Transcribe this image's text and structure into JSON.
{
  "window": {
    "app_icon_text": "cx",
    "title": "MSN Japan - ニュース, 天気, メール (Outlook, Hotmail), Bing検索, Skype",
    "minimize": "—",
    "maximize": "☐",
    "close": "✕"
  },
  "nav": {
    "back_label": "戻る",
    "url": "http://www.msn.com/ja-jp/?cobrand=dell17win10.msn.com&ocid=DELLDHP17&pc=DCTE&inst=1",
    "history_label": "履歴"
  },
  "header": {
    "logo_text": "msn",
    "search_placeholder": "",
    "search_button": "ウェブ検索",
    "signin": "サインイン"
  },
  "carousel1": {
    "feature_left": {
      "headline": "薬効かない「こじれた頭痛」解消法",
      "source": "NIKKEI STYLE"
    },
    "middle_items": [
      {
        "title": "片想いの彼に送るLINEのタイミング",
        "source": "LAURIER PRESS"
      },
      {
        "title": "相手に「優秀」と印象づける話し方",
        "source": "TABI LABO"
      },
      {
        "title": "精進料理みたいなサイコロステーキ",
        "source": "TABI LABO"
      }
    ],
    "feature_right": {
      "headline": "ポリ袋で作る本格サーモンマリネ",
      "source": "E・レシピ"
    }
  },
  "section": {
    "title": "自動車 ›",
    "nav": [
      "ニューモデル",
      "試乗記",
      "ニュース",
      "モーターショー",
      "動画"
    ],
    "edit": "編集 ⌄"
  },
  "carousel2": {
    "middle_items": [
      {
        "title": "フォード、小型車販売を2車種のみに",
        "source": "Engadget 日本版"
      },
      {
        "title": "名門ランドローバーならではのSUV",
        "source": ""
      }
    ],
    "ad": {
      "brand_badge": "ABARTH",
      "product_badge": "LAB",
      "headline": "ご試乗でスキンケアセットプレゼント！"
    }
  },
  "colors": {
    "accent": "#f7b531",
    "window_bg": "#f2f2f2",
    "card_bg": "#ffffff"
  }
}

§ **Short exercise**:
Copy out every line from the records that has the word "headline".

§ **Solution for this problem**:
      "headline": "薬効かない「こじれた頭痛」解消法",
      "headline": "ポリ袋で作る本格サーモンマリネ",
      "headline": "ご試乗でスキンケアセットプレゼント！"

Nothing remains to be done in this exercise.